BEGIN RECORDS FOR PROCESSING
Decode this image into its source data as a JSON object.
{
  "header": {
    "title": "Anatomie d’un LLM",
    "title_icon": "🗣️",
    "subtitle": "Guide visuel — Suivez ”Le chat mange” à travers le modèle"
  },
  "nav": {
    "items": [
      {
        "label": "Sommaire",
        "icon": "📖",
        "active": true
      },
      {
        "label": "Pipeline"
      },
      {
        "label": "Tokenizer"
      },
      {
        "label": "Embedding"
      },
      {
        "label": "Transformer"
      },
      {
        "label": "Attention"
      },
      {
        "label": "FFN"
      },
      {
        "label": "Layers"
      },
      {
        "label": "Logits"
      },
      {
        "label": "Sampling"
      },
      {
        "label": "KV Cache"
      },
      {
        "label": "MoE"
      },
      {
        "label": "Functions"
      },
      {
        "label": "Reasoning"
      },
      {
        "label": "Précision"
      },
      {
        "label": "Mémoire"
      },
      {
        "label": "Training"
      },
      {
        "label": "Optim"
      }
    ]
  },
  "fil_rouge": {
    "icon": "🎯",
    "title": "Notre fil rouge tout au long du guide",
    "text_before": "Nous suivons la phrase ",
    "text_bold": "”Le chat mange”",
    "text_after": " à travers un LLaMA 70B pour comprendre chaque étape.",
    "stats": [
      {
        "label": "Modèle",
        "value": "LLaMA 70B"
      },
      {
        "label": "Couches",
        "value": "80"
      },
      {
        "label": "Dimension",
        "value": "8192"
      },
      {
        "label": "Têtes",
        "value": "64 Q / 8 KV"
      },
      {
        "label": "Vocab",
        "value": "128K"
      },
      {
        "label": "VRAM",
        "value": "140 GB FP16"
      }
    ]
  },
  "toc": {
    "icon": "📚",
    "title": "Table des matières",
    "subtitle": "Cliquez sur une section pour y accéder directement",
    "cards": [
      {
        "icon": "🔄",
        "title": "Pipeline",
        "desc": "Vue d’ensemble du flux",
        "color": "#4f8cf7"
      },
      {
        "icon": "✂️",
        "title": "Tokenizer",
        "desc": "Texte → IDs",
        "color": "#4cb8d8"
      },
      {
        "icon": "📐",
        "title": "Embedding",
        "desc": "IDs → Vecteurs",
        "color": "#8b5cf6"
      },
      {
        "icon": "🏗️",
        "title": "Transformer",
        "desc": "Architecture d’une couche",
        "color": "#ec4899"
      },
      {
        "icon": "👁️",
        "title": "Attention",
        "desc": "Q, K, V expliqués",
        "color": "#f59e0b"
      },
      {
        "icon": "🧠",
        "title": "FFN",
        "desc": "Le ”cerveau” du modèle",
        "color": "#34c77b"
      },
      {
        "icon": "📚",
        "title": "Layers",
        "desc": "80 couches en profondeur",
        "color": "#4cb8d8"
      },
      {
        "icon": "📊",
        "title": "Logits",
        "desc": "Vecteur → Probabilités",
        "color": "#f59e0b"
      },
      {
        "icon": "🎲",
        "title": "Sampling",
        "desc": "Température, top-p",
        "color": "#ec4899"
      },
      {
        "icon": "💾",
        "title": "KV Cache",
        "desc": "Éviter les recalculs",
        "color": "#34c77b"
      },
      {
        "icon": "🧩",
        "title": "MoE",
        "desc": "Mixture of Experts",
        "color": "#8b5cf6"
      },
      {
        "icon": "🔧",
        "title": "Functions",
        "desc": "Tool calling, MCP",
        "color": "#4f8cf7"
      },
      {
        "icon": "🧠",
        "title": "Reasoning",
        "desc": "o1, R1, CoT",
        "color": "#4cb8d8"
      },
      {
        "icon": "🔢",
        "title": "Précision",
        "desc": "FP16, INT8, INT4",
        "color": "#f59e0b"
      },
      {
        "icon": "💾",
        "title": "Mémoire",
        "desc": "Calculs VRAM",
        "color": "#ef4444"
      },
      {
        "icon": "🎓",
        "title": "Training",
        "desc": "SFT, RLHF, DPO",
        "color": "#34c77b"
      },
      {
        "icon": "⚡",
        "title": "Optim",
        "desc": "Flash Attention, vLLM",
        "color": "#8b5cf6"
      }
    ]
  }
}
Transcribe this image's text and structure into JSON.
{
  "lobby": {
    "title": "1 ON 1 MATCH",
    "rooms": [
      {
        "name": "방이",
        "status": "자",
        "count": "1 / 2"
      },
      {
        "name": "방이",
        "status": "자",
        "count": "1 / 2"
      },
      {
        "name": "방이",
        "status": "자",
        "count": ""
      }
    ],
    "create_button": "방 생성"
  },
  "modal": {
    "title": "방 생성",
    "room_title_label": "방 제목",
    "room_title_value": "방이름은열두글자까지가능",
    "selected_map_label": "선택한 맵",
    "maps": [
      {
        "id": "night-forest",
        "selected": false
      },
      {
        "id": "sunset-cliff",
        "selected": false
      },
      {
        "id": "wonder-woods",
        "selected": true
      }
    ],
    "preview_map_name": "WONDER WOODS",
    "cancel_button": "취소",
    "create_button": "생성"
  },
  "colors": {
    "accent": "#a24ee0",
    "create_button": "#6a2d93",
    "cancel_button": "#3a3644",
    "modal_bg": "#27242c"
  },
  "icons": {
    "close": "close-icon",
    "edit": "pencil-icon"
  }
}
END RECORDS FOR PROCESSING
◆ WHAT YOU WILL DO ◆
Extract all lines of the records above that include "image".

◆ FULL ANSWER ◆
Decode this image into its source data as a JSON object.
Transcribe this image's text and structure into JSON.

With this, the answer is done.